**AVAILABLE RECORDS**

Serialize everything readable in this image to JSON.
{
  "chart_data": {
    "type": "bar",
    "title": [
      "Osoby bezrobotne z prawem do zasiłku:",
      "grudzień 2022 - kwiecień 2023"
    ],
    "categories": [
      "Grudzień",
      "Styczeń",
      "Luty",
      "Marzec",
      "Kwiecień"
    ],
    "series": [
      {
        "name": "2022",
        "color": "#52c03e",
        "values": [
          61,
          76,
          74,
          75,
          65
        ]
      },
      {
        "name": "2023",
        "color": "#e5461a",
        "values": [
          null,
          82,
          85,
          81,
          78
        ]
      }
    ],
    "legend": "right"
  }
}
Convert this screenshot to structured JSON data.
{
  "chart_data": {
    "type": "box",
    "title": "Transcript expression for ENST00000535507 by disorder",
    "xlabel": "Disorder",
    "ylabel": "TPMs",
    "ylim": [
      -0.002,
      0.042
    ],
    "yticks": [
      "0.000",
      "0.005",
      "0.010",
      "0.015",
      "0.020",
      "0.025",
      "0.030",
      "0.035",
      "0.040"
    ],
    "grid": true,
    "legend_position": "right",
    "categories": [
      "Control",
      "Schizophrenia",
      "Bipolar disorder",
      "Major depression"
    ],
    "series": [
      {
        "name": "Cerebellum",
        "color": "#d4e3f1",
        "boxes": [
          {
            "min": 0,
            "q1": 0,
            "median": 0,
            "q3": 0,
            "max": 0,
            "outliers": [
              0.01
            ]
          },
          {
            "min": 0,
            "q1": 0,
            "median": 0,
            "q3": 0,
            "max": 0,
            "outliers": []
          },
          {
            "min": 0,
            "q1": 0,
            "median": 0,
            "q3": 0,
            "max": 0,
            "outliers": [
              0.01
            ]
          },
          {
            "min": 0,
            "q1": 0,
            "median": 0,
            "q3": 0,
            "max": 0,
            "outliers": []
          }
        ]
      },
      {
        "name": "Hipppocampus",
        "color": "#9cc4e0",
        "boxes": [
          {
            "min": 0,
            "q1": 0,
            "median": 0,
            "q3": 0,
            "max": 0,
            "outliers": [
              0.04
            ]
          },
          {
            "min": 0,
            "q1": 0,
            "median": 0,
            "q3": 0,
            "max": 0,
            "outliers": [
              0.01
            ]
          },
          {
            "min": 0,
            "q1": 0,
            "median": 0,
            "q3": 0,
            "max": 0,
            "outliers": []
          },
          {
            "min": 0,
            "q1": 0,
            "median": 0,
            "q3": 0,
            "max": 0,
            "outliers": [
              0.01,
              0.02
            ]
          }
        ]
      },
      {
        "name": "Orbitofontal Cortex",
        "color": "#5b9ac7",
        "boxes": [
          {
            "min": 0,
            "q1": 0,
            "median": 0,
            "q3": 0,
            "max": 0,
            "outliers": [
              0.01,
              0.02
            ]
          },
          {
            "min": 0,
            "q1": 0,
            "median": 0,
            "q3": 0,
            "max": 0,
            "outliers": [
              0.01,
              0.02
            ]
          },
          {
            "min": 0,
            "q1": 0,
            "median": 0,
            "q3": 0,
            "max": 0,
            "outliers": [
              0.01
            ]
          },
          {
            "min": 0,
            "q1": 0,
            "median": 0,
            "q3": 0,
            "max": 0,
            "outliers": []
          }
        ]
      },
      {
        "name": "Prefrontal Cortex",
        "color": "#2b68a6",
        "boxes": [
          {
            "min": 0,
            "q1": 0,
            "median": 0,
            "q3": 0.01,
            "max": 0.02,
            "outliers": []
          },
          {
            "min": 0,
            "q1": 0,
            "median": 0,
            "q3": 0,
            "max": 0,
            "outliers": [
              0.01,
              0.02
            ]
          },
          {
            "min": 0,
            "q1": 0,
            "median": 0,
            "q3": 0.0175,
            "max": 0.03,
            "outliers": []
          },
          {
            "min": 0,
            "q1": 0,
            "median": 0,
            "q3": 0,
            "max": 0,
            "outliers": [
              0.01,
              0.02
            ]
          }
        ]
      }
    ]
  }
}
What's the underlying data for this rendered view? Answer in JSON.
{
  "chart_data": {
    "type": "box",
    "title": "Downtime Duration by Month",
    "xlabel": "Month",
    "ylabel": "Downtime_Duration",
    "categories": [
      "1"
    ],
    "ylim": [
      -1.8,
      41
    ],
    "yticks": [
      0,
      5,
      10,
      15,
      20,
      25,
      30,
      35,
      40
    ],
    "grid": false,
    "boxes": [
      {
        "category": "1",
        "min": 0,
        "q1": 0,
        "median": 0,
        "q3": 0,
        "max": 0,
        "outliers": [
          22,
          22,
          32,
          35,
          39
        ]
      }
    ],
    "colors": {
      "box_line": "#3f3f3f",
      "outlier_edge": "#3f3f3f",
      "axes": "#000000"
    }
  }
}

**YOUR INSTRUCTIONS**
Your task is to output all of the data above word for word.

**FINISHED ANSWER**
Serialize everything readable in this image to JSON.
{
  "chart_data": {
    "type": "bar",
    "title": [
      "Osoby bezrobotne z prawem do zasiłku:",
      "grudzień 2022 - kwiecień 2023"
    ],
    "categories": [
      "Grudzień",
      "Styczeń",
      "Luty",
      "Marzec",
      "Kwiecień"
    ],
    "series": [
      {
        "name": "2022",
        "color": "#52c03e",
        "values": [
          61,
          76,
          74,
          75,
          65
        ]
      },
      {
        "name": "2023",
        "color": "#e5461a",
        "values": [
          null,
          82,
          85,
          81,
          78
        ]
      }
    ],
    "legend": "right"
  }
}
Convert this screenshot to structured JSON data.
{
  "chart_data": {
    "type": "box",
    "title": "Transcript expression for ENST00000535507 by disorder",
    "xlabel": "Disorder",
    "ylabel": "TPMs",
    "ylim": [
      -0.002,
      0.042
    ],
    "yticks": [
      "0.000",
      "0.005",
      "0.010",
      "0.015",
      "0.020",
      "0.025",
      "0.030",
      "0.035",
      "0.040"
    ],
    "grid": true,
    "legend_position": "right",
    "categories": [
      "Control",
      "Schizophrenia",
      "Bipolar disorder",
      "Major depression"
    ],
    "series": [
      {
        "name": "Cerebellum",
        "color": "#d4e3f1",
        "boxes": [
          {
            "min": 0,
            "q1": 0,
            "median": 0,
            "q3": 0,
            "max": 0,
            "outliers": [
              0.01
            ]
          },
          {
            "min": 0,
            "q1": 0,
            "median": 0,
            "q3": 0,
            "max": 0,
            "outliers": []
          },
          {
            "min": 0,
            "q1": 0,
            "median": 0,
            "q3": 0,
            "max": 0,
            "outliers": [
              0.01
            ]
          },
          {
            "min": 0,
            "q1": 0,
            "median": 0,
            "q3": 0,
            "max": 0,
            "outliers": []
          }
        ]
      },
      {
        "name": "Hipppocampus",
        "color": "#9cc4e0",
        "boxes": [
          {
            "min": 0,
            "q1": 0,
            "median": 0,
            "q3": 0,
            "max": 0,
            "outliers": [
              0.04
            ]
          },
          {
            "min": 0,
            "q1": 0,
            "median": 0,
            "q3": 0,
            "max": 0,
            "outliers": [
              0.01
            ]
          },
          {
            "min": 0,
            "q1": 0,
            "median": 0,
            "q3": 0,
            "max": 0,
            "outliers": []
          },
          {
            "min": 0,
            "q1": 0,
            "median": 0,
            "q3": 0,
            "max": 0,
            "outliers": [
              0.01,
              0.02
            ]
          }
        ]
      },
      {
        "name": "Orbitofontal Cortex",
        "color": "#5b9ac7",
        "boxes": [
          {
            "min": 0,
            "q1": 0,
            "median": 0,
            "q3": 0,
            "max": 0,
            "outliers": [
              0.01,
              0.02
            ]
          },
          {
            "min": 0,
            "q1": 0,
            "median": 0,
            "q3": 0,
            "max": 0,
            "outliers": [
              0.01,
              0.02
            ]
          },
          {
            "min": 0,
            "q1": 0,
            "median": 0,
            "q3": 0,
            "max": 0,
            "outliers": [
              0.01
            ]
          },
          {
            "min": 0,
            "q1": 0,
            "median": 0,
            "q3": 0,
            "max": 0,
            "outliers": []
          }
        ]
      },
      {
        "name": "Prefrontal Cortex",
        "color": "#2b68a6",
        "boxes": [
          {
            "min": 0,
            "q1": 0,
            "median": 0,
            "q3": 0.01,
            "max": 0.02,
            "outliers": []
          },
          {
            "min": 0,
            "q1": 0,
            "median": 0,
            "q3": 0,
            "max": 0,
            "outliers": [
              0.01,
              0.02
            ]
          },
          {
            "min": 0,
            "q1": 0,
            "median": 0,
            "q3": 0.0175,
            "max": 0.03,
            "outliers": []
          },
          {
            "min": 0,
            "q1": 0,
            "median": 0,
            "q3": 0,
            "max": 0,
            "outliers": [
              0.01,
              0.02
            ]
          }
        ]
      }
    ]
  }
}
What's the underlying data for this rendered view? Answer in JSON.
{
  "chart_data": {
    "type": "box",
    "title": "Downtime Duration by Month",
    "xlabel": "Month",
    "ylabel": "Downtime_Duration",
    "categories": [
      "1"
    ],
    "ylim": [
      -1.8,
      41
    ],
    "yticks": [
      0,
      5,
      10,
      15,
      20,
      25,
      30,
      35,
      40
    ],
    "grid": false,
    "boxes": [
      {
        "category": "1",
        "min": 0,
        "q1": 0,
        "median": 0,
        "q3": 0,
        "max": 0,
        "outliers": [
          22,
          22,
          32,
          35,
          39
        ]
      }
    ],
    "colors": {
      "box_line": "#3f3f3f",
      "outlier_edge": "#3f3f3f",
      "axes": "#000000"
    }
  }
}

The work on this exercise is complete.